» TASK TO CARRY OUT
Find every line in the records below that holds the word "Mohamed", and copy it out.

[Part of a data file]
────────

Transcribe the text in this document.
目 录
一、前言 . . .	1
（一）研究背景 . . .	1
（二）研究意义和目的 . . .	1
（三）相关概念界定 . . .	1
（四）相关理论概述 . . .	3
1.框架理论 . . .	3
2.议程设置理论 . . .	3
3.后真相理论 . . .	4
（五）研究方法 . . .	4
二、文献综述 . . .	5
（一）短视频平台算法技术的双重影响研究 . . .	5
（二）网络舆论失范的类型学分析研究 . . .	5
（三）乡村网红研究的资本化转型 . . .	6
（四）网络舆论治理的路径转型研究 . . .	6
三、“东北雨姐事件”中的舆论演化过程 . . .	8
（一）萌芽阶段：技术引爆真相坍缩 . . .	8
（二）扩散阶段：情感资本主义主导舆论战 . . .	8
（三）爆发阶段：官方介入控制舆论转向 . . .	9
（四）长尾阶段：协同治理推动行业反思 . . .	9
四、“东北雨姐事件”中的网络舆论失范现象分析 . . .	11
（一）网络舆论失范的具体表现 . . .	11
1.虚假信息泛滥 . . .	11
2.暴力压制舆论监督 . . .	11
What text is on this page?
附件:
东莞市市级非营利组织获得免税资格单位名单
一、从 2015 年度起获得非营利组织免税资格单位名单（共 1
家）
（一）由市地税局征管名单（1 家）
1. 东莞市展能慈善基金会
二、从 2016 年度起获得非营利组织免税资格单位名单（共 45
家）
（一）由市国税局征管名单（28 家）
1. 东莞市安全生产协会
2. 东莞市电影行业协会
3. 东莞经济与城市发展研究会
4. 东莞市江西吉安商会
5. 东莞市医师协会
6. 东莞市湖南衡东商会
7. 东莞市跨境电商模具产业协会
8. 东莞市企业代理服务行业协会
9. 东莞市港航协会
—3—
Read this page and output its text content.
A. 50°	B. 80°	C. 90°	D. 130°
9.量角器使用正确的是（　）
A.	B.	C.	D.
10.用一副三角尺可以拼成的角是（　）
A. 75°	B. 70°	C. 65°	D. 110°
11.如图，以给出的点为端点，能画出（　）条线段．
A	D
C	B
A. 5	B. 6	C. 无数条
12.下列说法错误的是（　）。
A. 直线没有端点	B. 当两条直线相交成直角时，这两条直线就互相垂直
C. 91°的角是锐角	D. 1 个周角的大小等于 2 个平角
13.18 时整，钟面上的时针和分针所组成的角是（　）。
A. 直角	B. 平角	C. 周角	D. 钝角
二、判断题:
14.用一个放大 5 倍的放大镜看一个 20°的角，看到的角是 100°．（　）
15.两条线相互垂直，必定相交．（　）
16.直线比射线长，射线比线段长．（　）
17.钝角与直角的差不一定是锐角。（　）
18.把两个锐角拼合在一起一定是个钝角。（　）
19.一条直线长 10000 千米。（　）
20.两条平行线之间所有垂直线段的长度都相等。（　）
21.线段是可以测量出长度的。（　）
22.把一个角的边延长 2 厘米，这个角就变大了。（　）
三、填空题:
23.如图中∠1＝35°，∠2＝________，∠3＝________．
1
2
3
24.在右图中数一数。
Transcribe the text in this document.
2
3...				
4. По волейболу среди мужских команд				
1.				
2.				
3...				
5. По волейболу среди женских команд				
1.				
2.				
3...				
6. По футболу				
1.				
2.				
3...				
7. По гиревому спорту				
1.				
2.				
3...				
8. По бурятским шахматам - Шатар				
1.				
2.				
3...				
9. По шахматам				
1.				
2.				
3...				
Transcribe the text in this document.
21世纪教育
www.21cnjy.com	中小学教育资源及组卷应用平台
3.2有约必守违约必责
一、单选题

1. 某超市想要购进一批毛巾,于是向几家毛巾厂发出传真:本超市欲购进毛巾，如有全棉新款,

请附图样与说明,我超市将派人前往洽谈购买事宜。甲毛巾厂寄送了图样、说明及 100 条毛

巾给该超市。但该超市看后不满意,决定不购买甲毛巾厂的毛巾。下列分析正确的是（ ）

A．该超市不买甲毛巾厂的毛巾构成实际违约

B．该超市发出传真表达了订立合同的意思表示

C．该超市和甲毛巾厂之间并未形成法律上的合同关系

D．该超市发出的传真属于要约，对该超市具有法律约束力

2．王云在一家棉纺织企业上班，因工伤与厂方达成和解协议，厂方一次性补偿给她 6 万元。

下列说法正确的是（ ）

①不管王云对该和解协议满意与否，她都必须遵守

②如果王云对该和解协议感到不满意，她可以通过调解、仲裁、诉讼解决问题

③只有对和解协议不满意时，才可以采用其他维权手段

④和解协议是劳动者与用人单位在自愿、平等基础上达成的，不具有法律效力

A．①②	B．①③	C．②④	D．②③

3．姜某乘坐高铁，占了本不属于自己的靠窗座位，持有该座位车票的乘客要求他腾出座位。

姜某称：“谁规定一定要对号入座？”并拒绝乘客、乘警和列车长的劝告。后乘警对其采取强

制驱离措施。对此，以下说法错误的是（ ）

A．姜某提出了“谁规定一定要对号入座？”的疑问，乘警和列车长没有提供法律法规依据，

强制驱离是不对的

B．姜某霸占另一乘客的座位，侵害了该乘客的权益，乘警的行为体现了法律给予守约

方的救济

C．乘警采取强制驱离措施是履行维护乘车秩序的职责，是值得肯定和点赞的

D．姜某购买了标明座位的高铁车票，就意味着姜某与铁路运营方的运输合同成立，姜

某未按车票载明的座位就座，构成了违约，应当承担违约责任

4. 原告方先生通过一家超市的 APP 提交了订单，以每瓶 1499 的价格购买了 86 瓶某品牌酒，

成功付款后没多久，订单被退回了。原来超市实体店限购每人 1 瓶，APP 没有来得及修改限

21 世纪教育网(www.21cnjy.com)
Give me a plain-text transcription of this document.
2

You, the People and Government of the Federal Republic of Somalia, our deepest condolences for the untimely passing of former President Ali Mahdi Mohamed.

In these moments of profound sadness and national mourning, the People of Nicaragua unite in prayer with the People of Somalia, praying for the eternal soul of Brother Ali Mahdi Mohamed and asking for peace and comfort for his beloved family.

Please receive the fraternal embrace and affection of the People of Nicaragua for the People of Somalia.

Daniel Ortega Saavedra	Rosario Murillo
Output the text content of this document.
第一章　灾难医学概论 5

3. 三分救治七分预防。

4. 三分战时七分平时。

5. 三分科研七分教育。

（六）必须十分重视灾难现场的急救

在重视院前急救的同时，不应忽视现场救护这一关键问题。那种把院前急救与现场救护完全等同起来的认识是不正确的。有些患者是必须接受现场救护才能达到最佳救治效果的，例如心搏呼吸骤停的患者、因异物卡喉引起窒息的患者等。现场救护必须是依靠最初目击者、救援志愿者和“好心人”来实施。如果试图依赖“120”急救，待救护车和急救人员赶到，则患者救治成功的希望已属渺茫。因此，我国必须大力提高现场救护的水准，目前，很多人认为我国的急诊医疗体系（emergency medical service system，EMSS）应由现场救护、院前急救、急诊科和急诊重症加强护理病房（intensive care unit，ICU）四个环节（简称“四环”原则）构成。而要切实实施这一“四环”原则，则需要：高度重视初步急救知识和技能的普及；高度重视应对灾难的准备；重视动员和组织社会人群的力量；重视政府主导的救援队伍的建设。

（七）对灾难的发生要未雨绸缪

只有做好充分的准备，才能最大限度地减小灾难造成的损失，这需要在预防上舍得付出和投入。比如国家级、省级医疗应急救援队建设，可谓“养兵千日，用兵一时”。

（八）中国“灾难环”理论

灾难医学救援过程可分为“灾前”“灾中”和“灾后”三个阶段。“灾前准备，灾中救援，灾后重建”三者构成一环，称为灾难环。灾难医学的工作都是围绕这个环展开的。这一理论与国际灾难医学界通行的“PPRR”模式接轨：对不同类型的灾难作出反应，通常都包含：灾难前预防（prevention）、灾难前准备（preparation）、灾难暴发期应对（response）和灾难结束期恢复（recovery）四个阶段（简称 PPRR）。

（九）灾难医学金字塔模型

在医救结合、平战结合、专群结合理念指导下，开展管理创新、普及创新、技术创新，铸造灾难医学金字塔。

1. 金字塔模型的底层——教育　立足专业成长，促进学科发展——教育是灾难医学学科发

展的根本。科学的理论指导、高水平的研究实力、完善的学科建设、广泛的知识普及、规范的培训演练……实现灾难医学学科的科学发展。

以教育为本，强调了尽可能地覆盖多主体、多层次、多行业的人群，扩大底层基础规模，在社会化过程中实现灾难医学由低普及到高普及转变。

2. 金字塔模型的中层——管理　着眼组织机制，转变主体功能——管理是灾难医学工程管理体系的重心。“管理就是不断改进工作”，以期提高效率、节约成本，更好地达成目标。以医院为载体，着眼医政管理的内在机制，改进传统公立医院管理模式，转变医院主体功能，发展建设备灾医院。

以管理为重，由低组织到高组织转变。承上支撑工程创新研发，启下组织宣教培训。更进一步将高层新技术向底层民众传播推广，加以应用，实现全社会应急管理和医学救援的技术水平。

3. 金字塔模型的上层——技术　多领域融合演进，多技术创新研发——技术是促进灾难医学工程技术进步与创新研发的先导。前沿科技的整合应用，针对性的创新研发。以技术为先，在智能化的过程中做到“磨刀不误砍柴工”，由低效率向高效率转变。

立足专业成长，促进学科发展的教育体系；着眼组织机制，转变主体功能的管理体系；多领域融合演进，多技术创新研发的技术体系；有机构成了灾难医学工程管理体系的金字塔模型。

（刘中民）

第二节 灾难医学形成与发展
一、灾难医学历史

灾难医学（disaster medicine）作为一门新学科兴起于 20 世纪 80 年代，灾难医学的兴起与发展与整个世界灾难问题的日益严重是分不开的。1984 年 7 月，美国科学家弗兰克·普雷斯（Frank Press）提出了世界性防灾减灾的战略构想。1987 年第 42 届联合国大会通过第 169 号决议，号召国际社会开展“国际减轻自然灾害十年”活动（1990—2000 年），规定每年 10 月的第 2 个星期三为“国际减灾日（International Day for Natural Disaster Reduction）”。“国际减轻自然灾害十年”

────────

» RESULT OF THE EXERCISE
You, the People and Government of the Federal Republic of Somalia, our deepest condolences for the untimely passing of former President Ali Mahdi Mohamed.
In these moments of profound sadness and national mourning, the People of Nicaragua unite in prayer with the People of Somalia, praying for the eternal soul of Brother Ali Mahdi Mohamed and asking for peace and comfort for his beloved family.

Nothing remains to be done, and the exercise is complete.